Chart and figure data
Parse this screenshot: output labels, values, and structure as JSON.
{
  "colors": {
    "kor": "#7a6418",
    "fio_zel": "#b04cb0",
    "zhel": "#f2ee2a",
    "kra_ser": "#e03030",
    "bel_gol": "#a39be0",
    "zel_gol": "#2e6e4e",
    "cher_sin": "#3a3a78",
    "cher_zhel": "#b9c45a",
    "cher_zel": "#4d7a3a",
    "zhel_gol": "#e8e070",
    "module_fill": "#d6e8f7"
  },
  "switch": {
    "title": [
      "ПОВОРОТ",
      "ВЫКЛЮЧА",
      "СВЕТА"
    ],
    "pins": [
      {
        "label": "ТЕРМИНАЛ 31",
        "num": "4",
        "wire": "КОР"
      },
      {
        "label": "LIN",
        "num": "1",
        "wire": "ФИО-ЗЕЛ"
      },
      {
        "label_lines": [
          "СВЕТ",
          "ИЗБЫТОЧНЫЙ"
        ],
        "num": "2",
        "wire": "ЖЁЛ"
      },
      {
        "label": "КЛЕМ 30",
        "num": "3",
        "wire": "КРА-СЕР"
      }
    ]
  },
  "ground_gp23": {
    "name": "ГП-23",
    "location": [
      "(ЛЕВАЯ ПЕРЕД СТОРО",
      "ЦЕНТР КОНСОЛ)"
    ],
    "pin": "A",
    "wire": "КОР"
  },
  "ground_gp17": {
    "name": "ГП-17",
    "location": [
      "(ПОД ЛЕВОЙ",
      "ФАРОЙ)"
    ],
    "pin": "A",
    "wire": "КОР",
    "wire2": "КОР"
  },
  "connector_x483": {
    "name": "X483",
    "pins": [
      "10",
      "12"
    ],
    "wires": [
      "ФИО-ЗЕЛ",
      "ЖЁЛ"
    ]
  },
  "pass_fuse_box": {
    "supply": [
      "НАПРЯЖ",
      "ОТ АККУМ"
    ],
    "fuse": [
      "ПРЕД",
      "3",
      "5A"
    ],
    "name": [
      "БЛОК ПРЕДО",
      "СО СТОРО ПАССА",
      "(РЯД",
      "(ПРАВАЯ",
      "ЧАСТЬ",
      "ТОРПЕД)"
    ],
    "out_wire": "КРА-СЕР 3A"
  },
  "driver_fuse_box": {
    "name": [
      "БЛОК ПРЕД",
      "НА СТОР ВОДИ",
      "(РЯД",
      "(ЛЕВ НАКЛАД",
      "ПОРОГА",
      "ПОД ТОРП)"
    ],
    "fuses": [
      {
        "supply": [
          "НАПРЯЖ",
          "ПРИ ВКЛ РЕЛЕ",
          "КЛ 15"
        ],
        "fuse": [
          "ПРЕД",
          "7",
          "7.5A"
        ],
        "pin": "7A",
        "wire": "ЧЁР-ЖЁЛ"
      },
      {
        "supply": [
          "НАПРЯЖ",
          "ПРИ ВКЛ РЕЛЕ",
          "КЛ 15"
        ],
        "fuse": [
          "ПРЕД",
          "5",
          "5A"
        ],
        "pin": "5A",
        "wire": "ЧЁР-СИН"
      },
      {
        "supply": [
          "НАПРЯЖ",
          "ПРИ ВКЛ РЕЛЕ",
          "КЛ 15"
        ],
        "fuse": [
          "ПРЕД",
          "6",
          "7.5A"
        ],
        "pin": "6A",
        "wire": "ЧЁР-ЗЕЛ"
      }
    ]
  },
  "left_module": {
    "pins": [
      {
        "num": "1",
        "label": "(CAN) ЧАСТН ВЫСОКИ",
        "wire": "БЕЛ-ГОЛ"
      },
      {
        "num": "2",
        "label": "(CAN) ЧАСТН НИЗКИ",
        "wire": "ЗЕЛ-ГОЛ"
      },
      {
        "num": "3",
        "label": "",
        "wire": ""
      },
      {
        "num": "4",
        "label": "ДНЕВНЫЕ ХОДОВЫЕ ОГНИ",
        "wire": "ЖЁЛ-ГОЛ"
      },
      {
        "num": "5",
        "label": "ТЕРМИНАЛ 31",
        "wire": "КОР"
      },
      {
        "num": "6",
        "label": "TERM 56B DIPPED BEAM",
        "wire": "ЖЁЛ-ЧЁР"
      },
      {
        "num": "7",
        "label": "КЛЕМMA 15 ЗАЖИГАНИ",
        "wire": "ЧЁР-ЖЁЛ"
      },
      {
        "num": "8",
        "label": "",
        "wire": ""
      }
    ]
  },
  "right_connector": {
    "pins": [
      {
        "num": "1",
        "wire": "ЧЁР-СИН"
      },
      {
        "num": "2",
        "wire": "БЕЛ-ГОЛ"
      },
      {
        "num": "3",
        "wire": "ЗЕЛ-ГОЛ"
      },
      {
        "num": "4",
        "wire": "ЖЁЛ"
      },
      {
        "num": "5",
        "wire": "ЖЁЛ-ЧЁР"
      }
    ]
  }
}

#### Task statement
Write the material out exactly, with nothing left out.

#### Written answer
Parse this screenshot: output labels, values, and structure as JSON.
{
  "colors": {
    "kor": "#7a6418",
    "fio_zel": "#b04cb0",
    "zhel": "#f2ee2a",
    "kra_ser": "#e03030",
    "bel_gol": "#a39be0",
    "zel_gol": "#2e6e4e",
    "cher_sin": "#3a3a78",
    "cher_zhel": "#b9c45a",
    "cher_zel": "#4d7a3a",
    "zhel_gol": "#e8e070",
    "module_fill": "#d6e8f7"
  },
  "switch": {
    "title": [
      "ПОВОРОТ",
      "ВЫКЛЮЧА",
      "СВЕТА"
    ],
    "pins": [
      {
        "label": "ТЕРМИНАЛ 31",
        "num": "4",
        "wire": "КОР"
      },
      {
        "label": "LIN",
        "num": "1",
        "wire": "ФИО-ЗЕЛ"
      },
      {
        "label_lines": [
          "СВЕТ",
          "ИЗБЫТОЧНЫЙ"
        ],
        "num": "2",
        "wire": "ЖЁЛ"
      },
      {
        "label": "КЛЕМ 30",
        "num": "3",
        "wire": "КРА-СЕР"
      }
    ]
  },
  "ground_gp23": {
    "name": "ГП-23",
    "location": [
      "(ЛЕВАЯ ПЕРЕД СТОРО",
      "ЦЕНТР КОНСОЛ)"
    ],
    "pin": "A",
    "wire": "КОР"
  },
  "ground_gp17": {
    "name": "ГП-17",
    "location": [
      "(ПОД ЛЕВОЙ",
      "ФАРОЙ)"
    ],
    "pin": "A",
    "wire": "КОР",
    "wire2": "КОР"
  },
  "connector_x483": {
    "name": "X483",
    "pins": [
      "10",
      "12"
    ],
    "wires": [
      "ФИО-ЗЕЛ",
      "ЖЁЛ"
    ]
  },
  "pass_fuse_box": {
    "supply": [
      "НАПРЯЖ",
      "ОТ АККУМ"
    ],
    "fuse": [
      "ПРЕД",
      "3",
      "5A"
    ],
    "name": [
      "БЛОК ПРЕДО",
      "СО СТОРО ПАССА",
      "(РЯД",
      "(ПРАВАЯ",
      "ЧАСТЬ",
      "ТОРПЕД)"
    ],
    "out_wire": "КРА-СЕР 3A"
  },
  "driver_fuse_box": {
    "name": [
      "БЛОК ПРЕД",
      "НА СТОР ВОДИ",
      "(РЯД",
      "(ЛЕВ НАКЛАД",
      "ПОРОГА",
      "ПОД ТОРП)"
    ],
    "fuses": [
      {
        "supply": [
          "НАПРЯЖ",
          "ПРИ ВКЛ РЕЛЕ",
          "КЛ 15"
        ],
        "fuse": [
          "ПРЕД",
          "7",
          "7.5A"
        ],
        "pin": "7A",
        "wire": "ЧЁР-ЖЁЛ"
      },
      {
        "supply": [
          "НАПРЯЖ",
          "ПРИ ВКЛ РЕЛЕ",
          "КЛ 15"
        ],
        "fuse": [
          "ПРЕД",
          "5",
          "5A"
        ],
        "pin": "5A",
        "wire": "ЧЁР-СИН"
      },
      {
        "supply": [
          "НАПРЯЖ",
          "ПРИ ВКЛ РЕЛЕ",
          "КЛ 15"
        ],
        "fuse": [
          "ПРЕД",
          "6",
          "7.5A"
        ],
        "pin": "6A",
        "wire": "ЧЁР-ЗЕЛ"
      }
    ]
  },
  "left_module": {
    "pins": [
      {
        "num": "1",
        "label": "(CAN) ЧАСТН ВЫСОКИ",
        "wire": "БЕЛ-ГОЛ"
      },
      {
        "num": "2",
        "label": "(CAN) ЧАСТН НИЗКИ",
        "wire": "ЗЕЛ-ГОЛ"
      },
      {
        "num": "3",
        "label": "",
        "wire": ""
      },
      {
        "num": "4",
        "label": "ДНЕВНЫЕ ХОДОВЫЕ ОГНИ",
        "wire": "ЖЁЛ-ГОЛ"
      },
      {
        "num": "5",
        "label": "ТЕРМИНАЛ 31",
        "wire": "КОР"
      },
      {
        "num": "6",
        "label": "TERM 56B DIPPED BEAM",
        "wire": "ЖЁЛ-ЧЁР"
      },
      {
        "num": "7",
        "label": "КЛЕМMA 15 ЗАЖИГАНИ",
        "wire": "ЧЁР-ЖЁЛ"
      },
      {
        "num": "8",
        "label": "",
        "wire": ""
      }
    ]
  },
  "right_connector": {
    "pins": [
      {
        "num": "1",
        "wire": "ЧЁР-СИН"
      },
      {
        "num": "2",
        "wire": "БЕЛ-ГОЛ"
      },
      {
        "num": "3",
        "wire": "ЗЕЛ-ГОЛ"
      },
      {
        "num": "4",
        "wire": "ЖЁЛ"
      },
      {
        "num": "5",
        "wire": "ЖЁЛ-ЧЁР"
      }
    ]
  }
}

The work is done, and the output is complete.